§ **Exercise aim**: Report how many lines include the word "label", and nothing besides that number.

* Start *

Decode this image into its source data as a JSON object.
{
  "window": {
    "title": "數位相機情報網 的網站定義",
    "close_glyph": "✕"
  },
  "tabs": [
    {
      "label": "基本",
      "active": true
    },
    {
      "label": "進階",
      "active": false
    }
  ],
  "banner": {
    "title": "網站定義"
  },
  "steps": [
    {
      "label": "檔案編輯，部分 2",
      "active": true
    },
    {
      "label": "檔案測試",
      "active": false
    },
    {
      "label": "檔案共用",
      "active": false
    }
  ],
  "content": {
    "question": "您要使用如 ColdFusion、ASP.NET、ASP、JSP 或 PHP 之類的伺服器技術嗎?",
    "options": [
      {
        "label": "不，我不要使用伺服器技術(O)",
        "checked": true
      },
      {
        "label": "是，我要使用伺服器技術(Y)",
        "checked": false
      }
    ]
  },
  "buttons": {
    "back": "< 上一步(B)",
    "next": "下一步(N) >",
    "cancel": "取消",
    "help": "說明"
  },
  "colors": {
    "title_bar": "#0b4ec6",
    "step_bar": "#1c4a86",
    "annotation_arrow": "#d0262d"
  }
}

* End *

§ **Exercise response**: 7